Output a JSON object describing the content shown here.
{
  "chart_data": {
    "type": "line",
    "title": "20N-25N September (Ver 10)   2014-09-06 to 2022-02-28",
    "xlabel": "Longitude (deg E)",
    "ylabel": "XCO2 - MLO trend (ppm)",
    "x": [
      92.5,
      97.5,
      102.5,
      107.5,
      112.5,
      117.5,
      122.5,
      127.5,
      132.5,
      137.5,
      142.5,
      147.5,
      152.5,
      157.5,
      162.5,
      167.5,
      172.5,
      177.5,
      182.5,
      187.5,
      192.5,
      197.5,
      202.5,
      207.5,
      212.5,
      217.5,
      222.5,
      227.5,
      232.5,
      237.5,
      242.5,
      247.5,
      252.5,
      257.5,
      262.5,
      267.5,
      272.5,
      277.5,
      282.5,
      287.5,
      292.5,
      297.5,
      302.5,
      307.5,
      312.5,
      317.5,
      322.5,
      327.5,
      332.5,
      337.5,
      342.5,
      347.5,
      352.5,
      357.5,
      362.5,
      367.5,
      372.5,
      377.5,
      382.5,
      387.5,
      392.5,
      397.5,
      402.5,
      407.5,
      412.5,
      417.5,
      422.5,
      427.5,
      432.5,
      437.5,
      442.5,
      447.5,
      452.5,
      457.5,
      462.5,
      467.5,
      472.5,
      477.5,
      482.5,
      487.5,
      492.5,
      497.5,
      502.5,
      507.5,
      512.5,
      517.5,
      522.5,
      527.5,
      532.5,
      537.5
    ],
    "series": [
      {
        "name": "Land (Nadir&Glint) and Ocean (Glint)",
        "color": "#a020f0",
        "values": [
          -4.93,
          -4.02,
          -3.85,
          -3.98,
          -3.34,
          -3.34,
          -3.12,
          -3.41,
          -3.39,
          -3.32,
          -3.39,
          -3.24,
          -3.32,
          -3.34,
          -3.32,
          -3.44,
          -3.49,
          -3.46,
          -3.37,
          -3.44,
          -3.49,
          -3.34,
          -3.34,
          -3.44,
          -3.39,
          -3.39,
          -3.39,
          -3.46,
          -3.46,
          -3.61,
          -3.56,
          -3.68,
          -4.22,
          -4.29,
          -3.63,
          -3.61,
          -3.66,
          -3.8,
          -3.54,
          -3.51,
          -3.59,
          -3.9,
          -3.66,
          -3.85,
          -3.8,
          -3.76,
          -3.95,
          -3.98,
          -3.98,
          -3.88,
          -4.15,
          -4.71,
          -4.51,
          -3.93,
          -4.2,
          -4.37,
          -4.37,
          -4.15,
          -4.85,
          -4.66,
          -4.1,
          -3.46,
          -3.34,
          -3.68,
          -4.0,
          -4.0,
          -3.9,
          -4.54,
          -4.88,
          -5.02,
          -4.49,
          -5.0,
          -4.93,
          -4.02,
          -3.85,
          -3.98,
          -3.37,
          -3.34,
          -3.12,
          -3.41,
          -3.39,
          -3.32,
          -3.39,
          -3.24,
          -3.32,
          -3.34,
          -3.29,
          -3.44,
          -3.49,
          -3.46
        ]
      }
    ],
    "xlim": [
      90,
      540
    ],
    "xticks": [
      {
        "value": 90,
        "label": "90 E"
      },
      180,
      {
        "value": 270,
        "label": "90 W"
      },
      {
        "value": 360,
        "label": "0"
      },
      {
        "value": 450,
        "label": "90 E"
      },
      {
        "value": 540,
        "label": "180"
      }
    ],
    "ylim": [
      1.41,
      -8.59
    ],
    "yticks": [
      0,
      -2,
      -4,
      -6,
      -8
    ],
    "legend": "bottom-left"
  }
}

---

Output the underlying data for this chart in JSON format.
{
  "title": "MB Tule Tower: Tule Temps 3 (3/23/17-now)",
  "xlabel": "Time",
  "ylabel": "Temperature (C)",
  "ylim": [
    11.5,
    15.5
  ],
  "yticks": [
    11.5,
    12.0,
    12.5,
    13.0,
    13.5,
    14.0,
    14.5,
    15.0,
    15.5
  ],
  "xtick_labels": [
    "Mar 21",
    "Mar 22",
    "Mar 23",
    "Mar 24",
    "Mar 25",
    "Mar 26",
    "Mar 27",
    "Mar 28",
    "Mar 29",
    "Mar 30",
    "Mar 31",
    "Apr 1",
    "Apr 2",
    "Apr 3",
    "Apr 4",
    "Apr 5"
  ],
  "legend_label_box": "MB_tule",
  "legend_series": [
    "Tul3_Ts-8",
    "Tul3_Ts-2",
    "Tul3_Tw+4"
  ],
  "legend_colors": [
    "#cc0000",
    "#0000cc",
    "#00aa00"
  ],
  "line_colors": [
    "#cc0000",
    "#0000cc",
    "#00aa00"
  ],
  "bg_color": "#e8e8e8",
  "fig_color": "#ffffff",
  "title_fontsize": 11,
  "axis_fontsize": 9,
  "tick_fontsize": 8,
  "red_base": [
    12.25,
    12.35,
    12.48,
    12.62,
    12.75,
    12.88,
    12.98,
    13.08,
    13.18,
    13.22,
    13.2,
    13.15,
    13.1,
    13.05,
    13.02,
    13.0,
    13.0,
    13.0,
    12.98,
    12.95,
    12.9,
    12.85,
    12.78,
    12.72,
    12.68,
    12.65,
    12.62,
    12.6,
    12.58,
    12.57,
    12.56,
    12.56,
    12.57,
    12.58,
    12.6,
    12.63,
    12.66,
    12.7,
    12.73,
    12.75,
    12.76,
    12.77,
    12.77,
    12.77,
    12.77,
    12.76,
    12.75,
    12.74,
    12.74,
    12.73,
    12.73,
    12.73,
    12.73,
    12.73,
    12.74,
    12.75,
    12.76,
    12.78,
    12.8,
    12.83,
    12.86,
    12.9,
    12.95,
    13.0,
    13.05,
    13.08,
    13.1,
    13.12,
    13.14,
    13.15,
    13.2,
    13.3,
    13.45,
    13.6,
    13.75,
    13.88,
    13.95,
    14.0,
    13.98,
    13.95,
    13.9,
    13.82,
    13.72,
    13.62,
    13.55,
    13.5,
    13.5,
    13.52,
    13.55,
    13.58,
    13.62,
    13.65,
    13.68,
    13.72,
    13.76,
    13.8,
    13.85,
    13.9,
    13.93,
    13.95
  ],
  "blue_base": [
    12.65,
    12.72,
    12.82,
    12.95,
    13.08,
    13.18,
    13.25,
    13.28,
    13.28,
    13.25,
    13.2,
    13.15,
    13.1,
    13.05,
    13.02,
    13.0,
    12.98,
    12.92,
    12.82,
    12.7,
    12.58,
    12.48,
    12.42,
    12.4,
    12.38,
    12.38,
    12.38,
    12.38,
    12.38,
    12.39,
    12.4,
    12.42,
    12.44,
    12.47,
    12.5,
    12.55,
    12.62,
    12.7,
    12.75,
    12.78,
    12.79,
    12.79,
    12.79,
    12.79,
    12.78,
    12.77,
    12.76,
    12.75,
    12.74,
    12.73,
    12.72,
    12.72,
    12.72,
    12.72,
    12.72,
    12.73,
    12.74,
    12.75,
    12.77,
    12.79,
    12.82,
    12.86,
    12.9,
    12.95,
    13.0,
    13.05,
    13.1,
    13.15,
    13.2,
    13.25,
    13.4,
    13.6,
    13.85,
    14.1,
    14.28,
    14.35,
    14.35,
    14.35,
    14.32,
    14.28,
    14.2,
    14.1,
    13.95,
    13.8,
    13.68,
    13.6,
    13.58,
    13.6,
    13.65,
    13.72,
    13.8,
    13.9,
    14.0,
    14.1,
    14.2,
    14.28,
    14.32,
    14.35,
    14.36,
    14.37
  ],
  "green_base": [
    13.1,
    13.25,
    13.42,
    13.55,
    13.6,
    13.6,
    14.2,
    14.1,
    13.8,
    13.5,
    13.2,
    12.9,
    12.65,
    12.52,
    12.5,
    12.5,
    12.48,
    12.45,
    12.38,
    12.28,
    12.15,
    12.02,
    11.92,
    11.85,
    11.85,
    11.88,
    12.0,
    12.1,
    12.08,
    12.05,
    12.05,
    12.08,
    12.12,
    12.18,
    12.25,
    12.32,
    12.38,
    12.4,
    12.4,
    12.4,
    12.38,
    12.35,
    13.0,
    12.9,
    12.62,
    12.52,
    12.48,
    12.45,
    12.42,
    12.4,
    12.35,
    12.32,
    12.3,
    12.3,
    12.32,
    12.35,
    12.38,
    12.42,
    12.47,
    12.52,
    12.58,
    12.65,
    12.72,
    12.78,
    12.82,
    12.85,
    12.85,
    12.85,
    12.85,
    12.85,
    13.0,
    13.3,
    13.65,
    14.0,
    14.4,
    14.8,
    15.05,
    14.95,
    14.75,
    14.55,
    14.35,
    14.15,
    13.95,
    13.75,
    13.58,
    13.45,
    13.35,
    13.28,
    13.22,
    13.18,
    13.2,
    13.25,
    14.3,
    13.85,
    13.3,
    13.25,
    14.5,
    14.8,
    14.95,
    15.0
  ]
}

* * *

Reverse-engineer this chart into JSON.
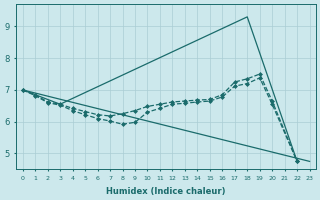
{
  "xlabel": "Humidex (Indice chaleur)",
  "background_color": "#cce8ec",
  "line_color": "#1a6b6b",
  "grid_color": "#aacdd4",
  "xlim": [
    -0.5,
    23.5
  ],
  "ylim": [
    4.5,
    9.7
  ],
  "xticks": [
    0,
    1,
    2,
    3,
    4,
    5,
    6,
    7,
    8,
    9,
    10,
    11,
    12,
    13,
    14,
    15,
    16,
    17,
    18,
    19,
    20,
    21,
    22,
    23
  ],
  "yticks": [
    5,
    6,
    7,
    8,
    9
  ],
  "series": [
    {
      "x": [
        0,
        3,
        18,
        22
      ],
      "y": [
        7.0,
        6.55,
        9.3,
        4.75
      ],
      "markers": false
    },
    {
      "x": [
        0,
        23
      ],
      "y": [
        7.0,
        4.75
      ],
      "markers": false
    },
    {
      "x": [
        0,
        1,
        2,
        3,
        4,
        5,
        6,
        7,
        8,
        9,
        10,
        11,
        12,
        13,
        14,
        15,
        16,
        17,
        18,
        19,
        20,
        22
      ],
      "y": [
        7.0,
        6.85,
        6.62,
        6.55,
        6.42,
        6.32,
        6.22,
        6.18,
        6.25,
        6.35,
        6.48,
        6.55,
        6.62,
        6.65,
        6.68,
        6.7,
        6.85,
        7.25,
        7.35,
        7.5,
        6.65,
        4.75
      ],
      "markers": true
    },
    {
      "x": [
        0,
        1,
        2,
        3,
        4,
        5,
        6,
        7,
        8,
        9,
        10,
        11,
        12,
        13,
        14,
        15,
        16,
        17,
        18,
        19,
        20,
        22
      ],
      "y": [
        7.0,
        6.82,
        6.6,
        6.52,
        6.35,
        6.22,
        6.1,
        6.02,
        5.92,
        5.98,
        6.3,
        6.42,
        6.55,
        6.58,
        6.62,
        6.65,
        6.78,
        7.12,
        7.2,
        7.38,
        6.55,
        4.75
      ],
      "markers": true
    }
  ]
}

■ **WHAT YOU WILL DO**:
Check each line of the material above for "JSON" and say how many lines contain it, giving the number alone.

■ **FINISHED EXERCISE**:
3